**What is required**. Restate all of the entries exactly, dropping any pictures they hold.

**Available data**.
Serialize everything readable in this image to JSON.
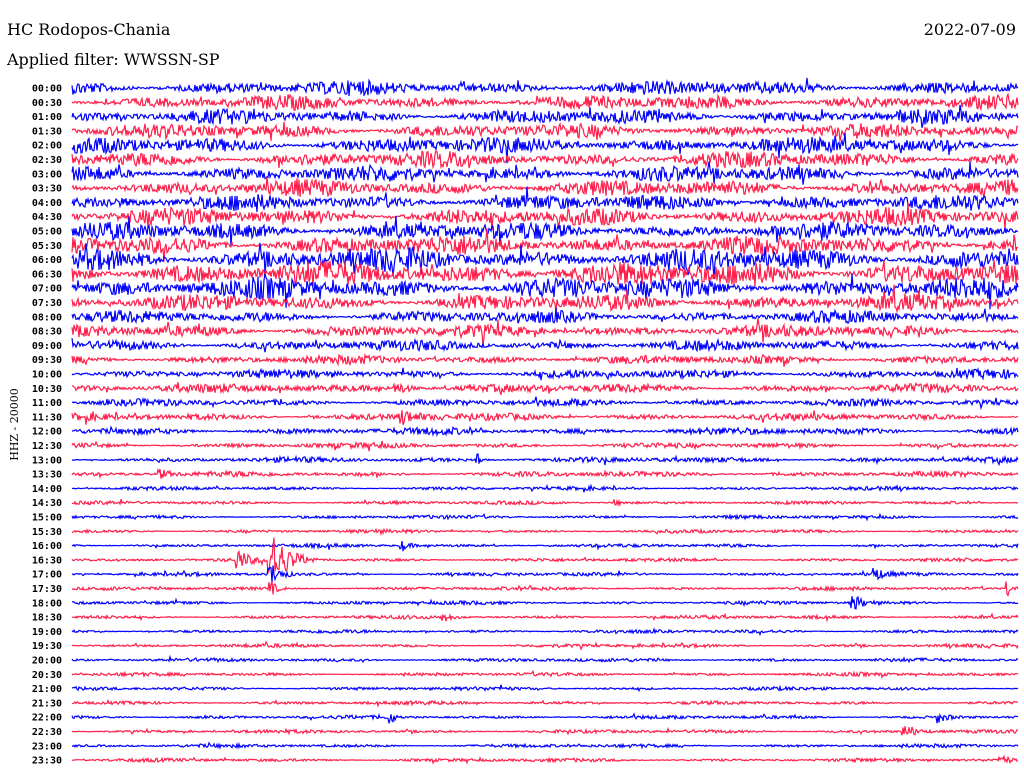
{
  "header": {
    "station": "HC Rodopos-Chania",
    "filter": "Applied filter: WWSSN-SP",
    "date": "2022-07-09"
  },
  "chart_data": {
    "type": "line",
    "title": "HC Rodopos-Chania",
    "ylabel": "HHZ - 20000",
    "row_minutes": 30,
    "row_labels": [
      "00:00",
      "00:30",
      "01:00",
      "01:30",
      "02:00",
      "02:30",
      "03:00",
      "03:30",
      "04:00",
      "04:30",
      "05:00",
      "05:30",
      "06:00",
      "06:30",
      "07:00",
      "07:30",
      "08:00",
      "08:30",
      "09:00",
      "09:30",
      "10:00",
      "10:30",
      "11:00",
      "11:30",
      "12:00",
      "12:30",
      "13:00",
      "13:30",
      "14:00",
      "14:30",
      "15:00",
      "15:30",
      "16:00",
      "16:30",
      "17:00",
      "17:30",
      "18:00",
      "18:30",
      "19:00",
      "19:30",
      "20:00",
      "20:30",
      "21:00",
      "21:30",
      "22:00",
      "22:30",
      "23:00",
      "23:30"
    ],
    "colors": [
      "#0000ff",
      "#ff1f4b"
    ],
    "noise_level": [
      8,
      8,
      8,
      8,
      9,
      9,
      9,
      9,
      9,
      10,
      10,
      11,
      13,
      14,
      12,
      9,
      7,
      7,
      6,
      5,
      5,
      5,
      4,
      4,
      4,
      3,
      3,
      3,
      2,
      2,
      2,
      2,
      2,
      2,
      2,
      2,
      2,
      2,
      2,
      2,
      2,
      2,
      2,
      2,
      2,
      2,
      2,
      2
    ],
    "events": [
      {
        "row": 33,
        "minute": 6.3,
        "amplitude": 30,
        "duration": 1.5
      },
      {
        "row": 33,
        "minute": 5.3,
        "amplitude": 10,
        "duration": 0.8
      },
      {
        "row": 34,
        "minute": 6.3,
        "amplitude": 12,
        "duration": 0.8
      },
      {
        "row": 35,
        "minute": 6.3,
        "amplitude": 8,
        "duration": 0.5
      },
      {
        "row": 32,
        "minute": 10.5,
        "amplitude": 5,
        "duration": 0.6
      },
      {
        "row": 34,
        "minute": 25.5,
        "amplitude": 6,
        "duration": 0.6
      },
      {
        "row": 35,
        "minute": 29.7,
        "amplitude": 8,
        "duration": 0.4
      },
      {
        "row": 36,
        "minute": 24.8,
        "amplitude": 8,
        "duration": 0.8
      },
      {
        "row": 37,
        "minute": 11.8,
        "amplitude": 4,
        "duration": 0.7
      },
      {
        "row": 44,
        "minute": 10.1,
        "amplitude": 8,
        "duration": 0.3
      },
      {
        "row": 44,
        "minute": 27.5,
        "amplitude": 5,
        "duration": 0.7
      },
      {
        "row": 45,
        "minute": 26.4,
        "amplitude": 7,
        "duration": 1.0
      },
      {
        "row": 47,
        "minute": 29.5,
        "amplitude": 6,
        "duration": 0.5
      },
      {
        "row": 27,
        "minute": 2.8,
        "amplitude": 5,
        "duration": 0.8
      },
      {
        "row": 26,
        "minute": 12.9,
        "amplitude": 7,
        "duration": 0.2
      },
      {
        "row": 29,
        "minute": 17.2,
        "amplitude": 3,
        "duration": 0.8
      },
      {
        "row": 21,
        "minute": 10.3,
        "amplitude": 6,
        "duration": 1.2
      },
      {
        "row": 23,
        "minute": 10.5,
        "amplitude": 6,
        "duration": 1.5
      }
    ]
  }
}
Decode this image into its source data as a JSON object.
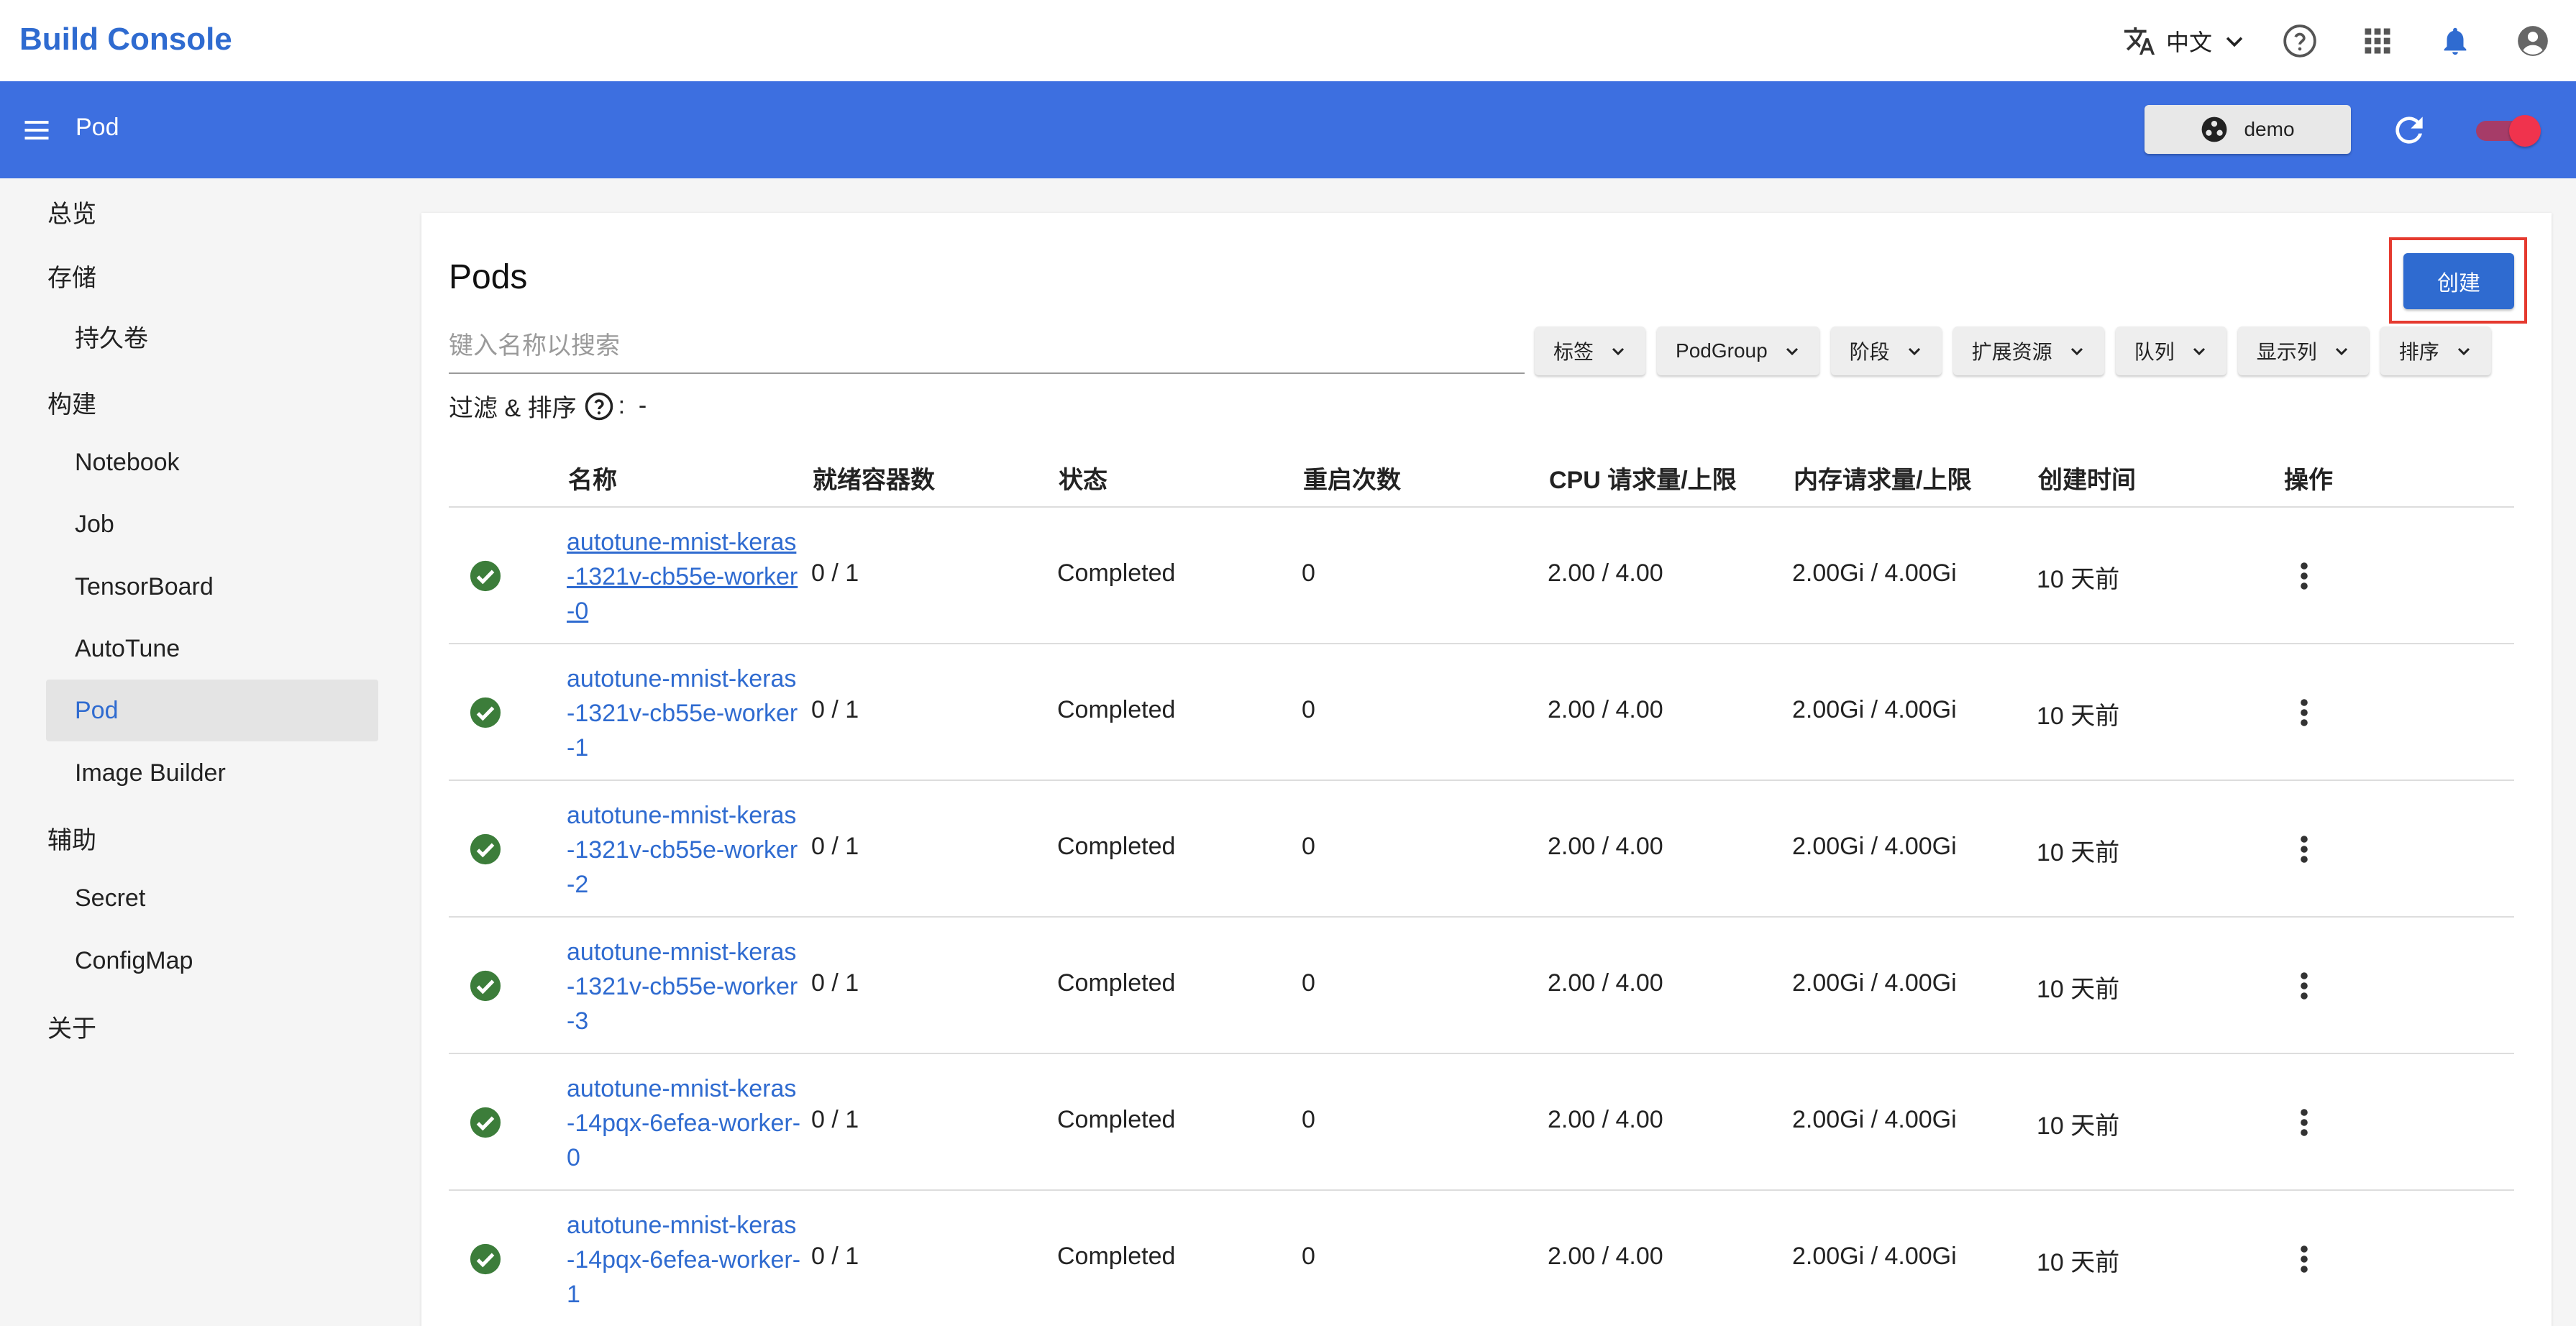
{
  "app": {
    "brand": "Build Console"
  },
  "topbar": {
    "language_label": "中文",
    "icons": [
      "translate-icon",
      "chevron-down-icon",
      "help-icon",
      "apps-icon",
      "bell-icon",
      "account-icon"
    ]
  },
  "appbar": {
    "title": "Pod",
    "namespace_label": "demo"
  },
  "sidebar": {
    "items": [
      {
        "label": "总览",
        "type": "group"
      },
      {
        "label": "存储",
        "type": "group"
      },
      {
        "label": "持久卷",
        "type": "item"
      },
      {
        "label": "构建",
        "type": "group"
      },
      {
        "label": "Notebook",
        "type": "item"
      },
      {
        "label": "Job",
        "type": "item"
      },
      {
        "label": "TensorBoard",
        "type": "item"
      },
      {
        "label": "AutoTune",
        "type": "item"
      },
      {
        "label": "Pod",
        "type": "item",
        "active": true
      },
      {
        "label": "Image Builder",
        "type": "item"
      },
      {
        "label": "辅助",
        "type": "group"
      },
      {
        "label": "Secret",
        "type": "item"
      },
      {
        "label": "ConfigMap",
        "type": "item"
      },
      {
        "label": "关于",
        "type": "group"
      }
    ]
  },
  "main": {
    "title": "Pods",
    "create_label": "创建",
    "search_placeholder": "键入名称以搜索",
    "filters": [
      "标签",
      "PodGroup",
      "阶段",
      "扩展资源",
      "队列",
      "显示列",
      "排序"
    ],
    "filter_info_label": "过滤 & 排序",
    "filter_info_value": "-",
    "columns": [
      "名称",
      "就绪容器数",
      "状态",
      "重启次数",
      "CPU 请求量/上限",
      "内存请求量/上限",
      "创建时间",
      "操作"
    ],
    "rows": [
      {
        "name": "autotune-mnist-keras-1321v-cb55e-worker-0",
        "ready": "0 / 1",
        "status": "Completed",
        "restarts": "0",
        "cpu": "2.00 / 4.00",
        "memory": "2.00Gi / 4.00Gi",
        "created": "10 天前"
      },
      {
        "name": "autotune-mnist-keras-1321v-cb55e-worker-1",
        "ready": "0 / 1",
        "status": "Completed",
        "restarts": "0",
        "cpu": "2.00 / 4.00",
        "memory": "2.00Gi / 4.00Gi",
        "created": "10 天前"
      },
      {
        "name": "autotune-mnist-keras-1321v-cb55e-worker-2",
        "ready": "0 / 1",
        "status": "Completed",
        "restarts": "0",
        "cpu": "2.00 / 4.00",
        "memory": "2.00Gi / 4.00Gi",
        "created": "10 天前"
      },
      {
        "name": "autotune-mnist-keras-1321v-cb55e-worker-3",
        "ready": "0 / 1",
        "status": "Completed",
        "restarts": "0",
        "cpu": "2.00 / 4.00",
        "memory": "2.00Gi / 4.00Gi",
        "created": "10 天前"
      },
      {
        "name": "autotune-mnist-keras-14pqx-6efea-worker-0",
        "ready": "0 / 1",
        "status": "Completed",
        "restarts": "0",
        "cpu": "2.00 / 4.00",
        "memory": "2.00Gi / 4.00Gi",
        "created": "10 天前"
      },
      {
        "name": "autotune-mnist-keras-14pqx-6efea-worker-1",
        "ready": "0 / 1",
        "status": "Completed",
        "restarts": "0",
        "cpu": "2.00 / 4.00",
        "memory": "2.00Gi / 4.00Gi",
        "created": "10 天前"
      }
    ]
  },
  "colors": {
    "brand": "#2f6bd0",
    "appbar": "#3d6fe0",
    "success": "#3c7d3a",
    "highlight": "#e53a2f",
    "toggle": "#f0334d"
  }
}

**Answer to this exercise**.
Serialize everything readable in this image to JSON.
{
  "header": {
    "station": "HC Rodopos-Chania",
    "filter": "Applied filter: WWSSN-SP",
    "date": "2022-07-09"
  },
  "chart_data": {
    "type": "line",
    "title": "HC Rodopos-Chania",
    "ylabel": "HHZ - 20000",
    "row_minutes": 30,
    "row_labels": [
      "00:00",
      "00:30",
      "01:00",
      "01:30",
      "02:00",
      "02:30",
      "03:00",
      "03:30",
      "04:00",
      "04:30",
      "05:00",
      "05:30",
      "06:00",
      "06:30",
      "07:00",
      "07:30",
      "08:00",
      "08:30",
      "09:00",
      "09:30",
      "10:00",
      "10:30",
      "11:00",
      "11:30",
      "12:00",
      "12:30",
      "13:00",
      "13:30",
      "14:00",
      "14:30",
      "15:00",
      "15:30",
      "16:00",
      "16:30",
      "17:00",
      "17:30",
      "18:00",
      "18:30",
      "19:00",
      "19:30",
      "20:00",
      "20:30",
      "21:00",
      "21:30",
      "22:00",
      "22:30",
      "23:00",
      "23:30"
    ],
    "colors": [
      "#0000ff",
      "#ff1f4b"
    ],
    "noise_level": [
      8,
      8,
      8,
      8,
      9,
      9,
      9,
      9,
      9,
      10,
      10,
      11,
      13,
      14,
      12,
      9,
      7,
      7,
      6,
      5,
      5,
      5,
      4,
      4,
      4,
      3,
      3,
      3,
      2,
      2,
      2,
      2,
      2,
      2,
      2,
      2,
      2,
      2,
      2,
      2,
      2,
      2,
      2,
      2,
      2,
      2,
      2,
      2
    ],
    "events": [
      {
        "row": 33,
        "minute": 6.3,
        "amplitude": 30,
        "duration": 1.5
      },
      {
        "row": 33,
        "minute": 5.3,
        "amplitude": 10,
        "duration": 0.8
      },
      {
        "row": 34,
        "minute": 6.3,
        "amplitude": 12,
        "duration": 0.8
      },
      {
        "row": 35,
        "minute": 6.3,
        "amplitude": 8,
        "duration": 0.5
      },
      {
        "row": 32,
        "minute": 10.5,
        "amplitude": 5,
        "duration": 0.6
      },
      {
        "row": 34,
        "minute": 25.5,
        "amplitude": 6,
        "duration": 0.6
      },
      {
        "row": 35,
        "minute": 29.7,
        "amplitude": 8,
        "duration": 0.4
      },
      {
        "row": 36,
        "minute": 24.8,
        "amplitude": 8,
        "duration": 0.8
      },
      {
        "row": 37,
        "minute": 11.8,
        "amplitude": 4,
        "duration": 0.7
      },
      {
        "row": 44,
        "minute": 10.1,
        "amplitude": 8,
        "duration": 0.3
      },
      {
        "row": 44,
        "minute": 27.5,
        "amplitude": 5,
        "duration": 0.7
      },
      {
        "row": 45,
        "minute": 26.4,
        "amplitude": 7,
        "duration": 1.0
      },
      {
        "row": 47,
        "minute": 29.5,
        "amplitude": 6,
        "duration": 0.5
      },
      {
        "row": 27,
        "minute": 2.8,
        "amplitude": 5,
        "duration": 0.8
      },
      {
        "row": 26,
        "minute": 12.9,
        "amplitude": 7,
        "duration": 0.2
      },
      {
        "row": 29,
        "minute": 17.2,
        "amplitude": 3,
        "duration": 0.8
      },
      {
        "row": 21,
        "minute": 10.3,
        "amplitude": 6,
        "duration": 1.2
      },
      {
        "row": 23,
        "minute": 10.5,
        "amplitude": 6,
        "duration": 1.5
      }
    ]
  }
}
Decode this image into its source data as a JSON object.
{
  "app": {
    "brand": "Build Console"
  },
  "topbar": {
    "language_label": "中文",
    "icons": [
      "translate-icon",
      "chevron-down-icon",
      "help-icon",
      "apps-icon",
      "bell-icon",
      "account-icon"
    ]
  },
  "appbar": {
    "title": "Pod",
    "namespace_label": "demo"
  },
  "sidebar": {
    "items": [
      {
        "label": "总览",
        "type": "group"
      },
      {
        "label": "存储",
        "type": "group"
      },
      {
        "label": "持久卷",
        "type": "item"
      },
      {
        "label": "构建",
        "type": "group"
      },
      {
        "label": "Notebook",
        "type": "item"
      },
      {
        "label": "Job",
        "type": "item"
      },
      {
        "label": "TensorBoard",
        "type": "item"
      },
      {
        "label": "AutoTune",
        "type": "item"
      },
      {
        "label": "Pod",
        "type": "item",
        "active": true
      },
      {
        "label": "Image Builder",
        "type": "item"
      },
      {
        "label": "辅助",
        "type": "group"
      },
      {
        "label": "Secret",
        "type": "item"
      },
      {
        "label": "ConfigMap",
        "type": "item"
      },
      {
        "label": "关于",
        "type": "group"
      }
    ]
  },
  "main": {
    "title": "Pods",
    "create_label": "创建",
    "search_placeholder": "键入名称以搜索",
    "filters": [
      "标签",
      "PodGroup",
      "阶段",
      "扩展资源",
      "队列",
      "显示列",
      "排序"
    ],
    "filter_info_label": "过滤 & 排序",
    "filter_info_value": "-",
    "columns": [
      "名称",
      "就绪容器数",
      "状态",
      "重启次数",
      "CPU 请求量/上限",
      "内存请求量/上限",
      "创建时间",
      "操作"
    ],
    "rows": [
      {
        "name": "autotune-mnist-keras-1321v-cb55e-worker-0",
        "ready": "0 / 1",
        "status": "Completed",
        "restarts": "0",
        "cpu": "2.00 / 4.00",
        "memory": "2.00Gi / 4.00Gi",
        "created": "10 天前"
      },
      {
        "name": "autotune-mnist-keras-1321v-cb55e-worker-1",
        "ready": "0 / 1",
        "status": "Completed",
        "restarts": "0",
        "cpu": "2.00 / 4.00",
        "memory": "2.00Gi / 4.00Gi",
        "created": "10 天前"
      },
      {
        "name": "autotune-mnist-keras-1321v-cb55e-worker-2",
        "ready": "0 / 1",
        "status": "Completed",
        "restarts": "0",
        "cpu": "2.00 / 4.00",
        "memory": "2.00Gi / 4.00Gi",
        "created": "10 天前"
      },
      {
        "name": "autotune-mnist-keras-1321v-cb55e-worker-3",
        "ready": "0 / 1",
        "status": "Completed",
        "restarts": "0",
        "cpu": "2.00 / 4.00",
        "memory": "2.00Gi / 4.00Gi",
        "created": "10 天前"
      },
      {
        "name": "autotune-mnist-keras-14pqx-6efea-worker-0",
        "ready": "0 / 1",
        "status": "Completed",
        "restarts": "0",
        "cpu": "2.00 / 4.00",
        "memory": "2.00Gi / 4.00Gi",
        "created": "10 天前"
      },
      {
        "name": "autotune-mnist-keras-14pqx-6efea-worker-1",
        "ready": "0 / 1",
        "status": "Completed",
        "restarts": "0",
        "cpu": "2.00 / 4.00",
        "memory": "2.00Gi / 4.00Gi",
        "created": "10 天前"
      }
    ]
  },
  "colors": {
    "brand": "#2f6bd0",
    "appbar": "#3d6fe0",
    "success": "#3c7d3a",
    "highlight": "#e53a2f",
    "toggle": "#f0334d"
  }
}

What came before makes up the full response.